Given instruction:
State the count of lines below in which the word "mean" appears, and add nothing.

Supplied data:

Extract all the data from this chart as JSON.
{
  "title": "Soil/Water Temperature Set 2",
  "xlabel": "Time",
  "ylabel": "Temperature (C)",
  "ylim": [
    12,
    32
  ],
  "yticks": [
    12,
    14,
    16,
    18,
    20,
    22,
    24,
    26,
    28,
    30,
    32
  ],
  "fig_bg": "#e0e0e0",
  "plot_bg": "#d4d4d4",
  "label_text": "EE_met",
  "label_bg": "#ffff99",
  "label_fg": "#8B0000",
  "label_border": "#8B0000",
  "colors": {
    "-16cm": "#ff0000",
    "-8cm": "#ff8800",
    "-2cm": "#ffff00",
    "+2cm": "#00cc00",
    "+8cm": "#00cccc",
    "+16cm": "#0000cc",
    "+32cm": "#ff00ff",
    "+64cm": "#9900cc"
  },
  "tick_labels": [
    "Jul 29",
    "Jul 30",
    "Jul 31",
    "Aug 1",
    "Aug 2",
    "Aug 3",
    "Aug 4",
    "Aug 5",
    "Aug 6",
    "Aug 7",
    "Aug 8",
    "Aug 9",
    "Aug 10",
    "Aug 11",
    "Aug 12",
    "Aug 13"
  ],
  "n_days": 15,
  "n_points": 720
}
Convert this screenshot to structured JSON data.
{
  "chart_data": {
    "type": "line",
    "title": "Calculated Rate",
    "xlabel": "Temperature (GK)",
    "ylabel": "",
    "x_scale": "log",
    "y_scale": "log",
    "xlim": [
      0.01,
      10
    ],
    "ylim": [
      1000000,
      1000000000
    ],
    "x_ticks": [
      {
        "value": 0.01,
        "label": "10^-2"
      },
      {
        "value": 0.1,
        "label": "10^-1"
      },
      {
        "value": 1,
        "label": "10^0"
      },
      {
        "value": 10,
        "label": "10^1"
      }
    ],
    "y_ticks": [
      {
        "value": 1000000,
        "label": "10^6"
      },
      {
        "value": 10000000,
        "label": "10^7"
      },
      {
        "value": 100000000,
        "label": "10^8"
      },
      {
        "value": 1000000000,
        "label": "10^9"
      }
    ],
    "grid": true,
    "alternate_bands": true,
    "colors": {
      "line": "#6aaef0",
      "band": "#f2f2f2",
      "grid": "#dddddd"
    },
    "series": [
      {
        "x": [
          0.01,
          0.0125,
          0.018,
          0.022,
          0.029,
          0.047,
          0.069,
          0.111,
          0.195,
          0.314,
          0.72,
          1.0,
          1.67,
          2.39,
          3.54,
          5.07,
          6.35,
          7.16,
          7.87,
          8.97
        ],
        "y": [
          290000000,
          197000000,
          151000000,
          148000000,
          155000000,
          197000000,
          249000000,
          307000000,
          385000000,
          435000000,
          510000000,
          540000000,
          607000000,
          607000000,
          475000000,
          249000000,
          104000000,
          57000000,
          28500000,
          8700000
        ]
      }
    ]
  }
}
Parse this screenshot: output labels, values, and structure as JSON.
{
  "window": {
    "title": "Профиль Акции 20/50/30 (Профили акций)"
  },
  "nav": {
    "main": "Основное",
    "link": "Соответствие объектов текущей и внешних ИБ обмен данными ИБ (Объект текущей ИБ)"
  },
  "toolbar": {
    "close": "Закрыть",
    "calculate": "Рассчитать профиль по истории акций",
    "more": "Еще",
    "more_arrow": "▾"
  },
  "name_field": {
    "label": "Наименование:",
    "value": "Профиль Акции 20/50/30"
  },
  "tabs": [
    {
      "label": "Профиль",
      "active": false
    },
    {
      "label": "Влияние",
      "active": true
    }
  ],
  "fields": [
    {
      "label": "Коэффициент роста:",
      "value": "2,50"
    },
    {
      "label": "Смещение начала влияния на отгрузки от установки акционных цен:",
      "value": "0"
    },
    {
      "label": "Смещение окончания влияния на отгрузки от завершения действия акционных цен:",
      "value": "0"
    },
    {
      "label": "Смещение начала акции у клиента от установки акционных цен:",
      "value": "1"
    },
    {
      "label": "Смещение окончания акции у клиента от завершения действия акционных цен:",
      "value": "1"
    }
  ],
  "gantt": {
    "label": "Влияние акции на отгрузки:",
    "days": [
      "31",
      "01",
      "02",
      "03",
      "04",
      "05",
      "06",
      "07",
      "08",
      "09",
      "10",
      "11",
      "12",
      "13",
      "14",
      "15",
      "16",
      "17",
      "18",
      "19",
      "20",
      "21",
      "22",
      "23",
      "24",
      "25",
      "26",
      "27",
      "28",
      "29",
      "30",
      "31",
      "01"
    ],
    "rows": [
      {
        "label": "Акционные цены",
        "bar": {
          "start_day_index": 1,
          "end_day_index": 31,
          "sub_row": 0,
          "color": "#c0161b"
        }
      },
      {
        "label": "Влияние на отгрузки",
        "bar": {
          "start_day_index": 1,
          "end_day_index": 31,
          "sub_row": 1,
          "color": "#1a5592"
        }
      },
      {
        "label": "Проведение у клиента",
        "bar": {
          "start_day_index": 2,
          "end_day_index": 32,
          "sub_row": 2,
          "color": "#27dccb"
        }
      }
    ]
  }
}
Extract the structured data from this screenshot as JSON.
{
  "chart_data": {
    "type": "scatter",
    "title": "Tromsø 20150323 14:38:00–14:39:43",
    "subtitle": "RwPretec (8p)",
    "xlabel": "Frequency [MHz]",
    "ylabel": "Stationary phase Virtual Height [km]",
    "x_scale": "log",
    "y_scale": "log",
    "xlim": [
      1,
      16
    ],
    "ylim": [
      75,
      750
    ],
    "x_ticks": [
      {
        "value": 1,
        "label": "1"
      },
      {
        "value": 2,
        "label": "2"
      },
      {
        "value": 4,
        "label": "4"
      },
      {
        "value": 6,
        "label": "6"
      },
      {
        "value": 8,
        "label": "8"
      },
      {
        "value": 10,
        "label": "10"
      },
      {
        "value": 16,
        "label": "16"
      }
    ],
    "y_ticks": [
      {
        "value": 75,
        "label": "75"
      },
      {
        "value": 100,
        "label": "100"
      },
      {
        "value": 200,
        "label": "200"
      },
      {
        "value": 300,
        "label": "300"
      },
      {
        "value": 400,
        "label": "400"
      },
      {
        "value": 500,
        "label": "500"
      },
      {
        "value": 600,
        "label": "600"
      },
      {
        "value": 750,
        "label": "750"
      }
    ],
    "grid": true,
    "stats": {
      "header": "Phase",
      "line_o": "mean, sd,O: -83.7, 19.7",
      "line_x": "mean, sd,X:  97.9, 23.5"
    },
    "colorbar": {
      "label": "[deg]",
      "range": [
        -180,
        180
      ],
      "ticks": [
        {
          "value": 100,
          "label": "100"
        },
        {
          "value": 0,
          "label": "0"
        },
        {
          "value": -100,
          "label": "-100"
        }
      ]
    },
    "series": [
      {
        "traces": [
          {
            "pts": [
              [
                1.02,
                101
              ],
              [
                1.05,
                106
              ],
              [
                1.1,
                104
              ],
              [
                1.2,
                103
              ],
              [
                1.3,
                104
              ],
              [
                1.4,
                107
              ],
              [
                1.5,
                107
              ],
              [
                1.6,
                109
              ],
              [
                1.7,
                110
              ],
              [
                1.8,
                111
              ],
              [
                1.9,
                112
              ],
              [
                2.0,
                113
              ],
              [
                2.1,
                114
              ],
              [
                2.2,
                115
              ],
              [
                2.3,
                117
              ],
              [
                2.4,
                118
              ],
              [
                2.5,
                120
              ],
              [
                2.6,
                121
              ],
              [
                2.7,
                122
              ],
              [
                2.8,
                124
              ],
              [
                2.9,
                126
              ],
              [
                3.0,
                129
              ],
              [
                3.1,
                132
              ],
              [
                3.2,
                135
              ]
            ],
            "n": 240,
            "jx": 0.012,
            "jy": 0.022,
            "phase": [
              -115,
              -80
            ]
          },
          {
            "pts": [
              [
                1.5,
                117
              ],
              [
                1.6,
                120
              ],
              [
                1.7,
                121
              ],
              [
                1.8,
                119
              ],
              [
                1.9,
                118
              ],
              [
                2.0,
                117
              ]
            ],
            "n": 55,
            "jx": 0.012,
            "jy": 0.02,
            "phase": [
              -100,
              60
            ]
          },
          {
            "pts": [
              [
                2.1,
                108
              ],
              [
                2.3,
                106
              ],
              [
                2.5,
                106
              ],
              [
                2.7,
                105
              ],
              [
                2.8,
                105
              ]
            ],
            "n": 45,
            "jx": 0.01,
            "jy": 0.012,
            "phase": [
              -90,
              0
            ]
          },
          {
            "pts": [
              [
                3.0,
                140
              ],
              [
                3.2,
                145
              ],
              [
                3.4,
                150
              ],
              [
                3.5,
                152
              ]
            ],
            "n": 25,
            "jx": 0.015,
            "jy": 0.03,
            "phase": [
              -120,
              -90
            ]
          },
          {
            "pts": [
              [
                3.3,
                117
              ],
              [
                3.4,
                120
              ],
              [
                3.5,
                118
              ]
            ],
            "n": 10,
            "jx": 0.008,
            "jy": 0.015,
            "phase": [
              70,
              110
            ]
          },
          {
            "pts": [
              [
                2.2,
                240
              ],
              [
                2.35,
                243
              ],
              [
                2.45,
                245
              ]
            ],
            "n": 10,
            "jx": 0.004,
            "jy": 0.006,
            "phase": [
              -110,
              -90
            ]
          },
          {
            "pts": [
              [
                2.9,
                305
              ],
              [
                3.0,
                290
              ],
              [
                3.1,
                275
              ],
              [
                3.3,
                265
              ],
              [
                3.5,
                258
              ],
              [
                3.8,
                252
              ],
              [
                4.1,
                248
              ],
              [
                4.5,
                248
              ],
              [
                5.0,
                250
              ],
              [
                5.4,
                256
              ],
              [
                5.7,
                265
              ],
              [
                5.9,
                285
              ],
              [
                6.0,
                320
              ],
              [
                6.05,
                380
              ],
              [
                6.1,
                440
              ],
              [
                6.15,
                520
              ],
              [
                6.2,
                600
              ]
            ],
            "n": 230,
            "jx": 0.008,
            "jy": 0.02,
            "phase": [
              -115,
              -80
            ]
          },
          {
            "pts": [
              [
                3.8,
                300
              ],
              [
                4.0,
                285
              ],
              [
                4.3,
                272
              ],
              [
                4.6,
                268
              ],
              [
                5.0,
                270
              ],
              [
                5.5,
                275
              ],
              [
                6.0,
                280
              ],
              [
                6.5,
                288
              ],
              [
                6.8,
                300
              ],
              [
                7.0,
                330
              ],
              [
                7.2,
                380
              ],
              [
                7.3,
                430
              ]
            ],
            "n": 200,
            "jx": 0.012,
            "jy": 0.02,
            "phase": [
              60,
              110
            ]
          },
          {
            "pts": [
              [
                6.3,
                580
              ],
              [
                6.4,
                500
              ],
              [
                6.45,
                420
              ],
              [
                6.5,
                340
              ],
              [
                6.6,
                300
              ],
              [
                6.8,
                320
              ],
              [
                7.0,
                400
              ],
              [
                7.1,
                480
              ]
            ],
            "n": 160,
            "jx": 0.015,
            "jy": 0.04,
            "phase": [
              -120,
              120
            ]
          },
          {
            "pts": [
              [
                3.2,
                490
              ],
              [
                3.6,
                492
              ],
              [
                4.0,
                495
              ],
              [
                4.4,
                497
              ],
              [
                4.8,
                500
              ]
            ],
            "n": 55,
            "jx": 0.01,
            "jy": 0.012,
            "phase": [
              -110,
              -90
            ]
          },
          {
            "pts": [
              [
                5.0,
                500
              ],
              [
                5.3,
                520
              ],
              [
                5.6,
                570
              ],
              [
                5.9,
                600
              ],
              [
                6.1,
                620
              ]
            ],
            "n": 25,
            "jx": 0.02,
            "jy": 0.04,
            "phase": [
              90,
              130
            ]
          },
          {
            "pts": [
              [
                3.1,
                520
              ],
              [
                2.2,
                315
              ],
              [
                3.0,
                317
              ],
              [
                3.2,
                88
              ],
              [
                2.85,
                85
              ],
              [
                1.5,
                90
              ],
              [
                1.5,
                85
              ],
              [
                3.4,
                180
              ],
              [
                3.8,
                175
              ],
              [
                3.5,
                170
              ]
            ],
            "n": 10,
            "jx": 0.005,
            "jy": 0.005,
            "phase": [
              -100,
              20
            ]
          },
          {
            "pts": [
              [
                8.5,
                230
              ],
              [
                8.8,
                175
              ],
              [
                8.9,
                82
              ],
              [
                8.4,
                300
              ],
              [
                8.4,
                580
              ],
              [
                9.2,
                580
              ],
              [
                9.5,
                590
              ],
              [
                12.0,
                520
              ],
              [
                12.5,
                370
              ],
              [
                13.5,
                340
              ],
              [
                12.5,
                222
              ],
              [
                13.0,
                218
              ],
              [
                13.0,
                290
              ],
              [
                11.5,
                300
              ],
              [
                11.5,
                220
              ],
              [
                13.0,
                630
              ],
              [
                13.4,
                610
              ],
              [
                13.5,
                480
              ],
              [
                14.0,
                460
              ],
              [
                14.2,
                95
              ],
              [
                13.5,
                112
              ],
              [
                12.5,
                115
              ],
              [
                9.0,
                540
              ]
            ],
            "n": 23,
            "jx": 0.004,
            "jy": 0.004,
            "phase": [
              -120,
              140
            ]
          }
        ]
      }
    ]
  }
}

Exercise output:
2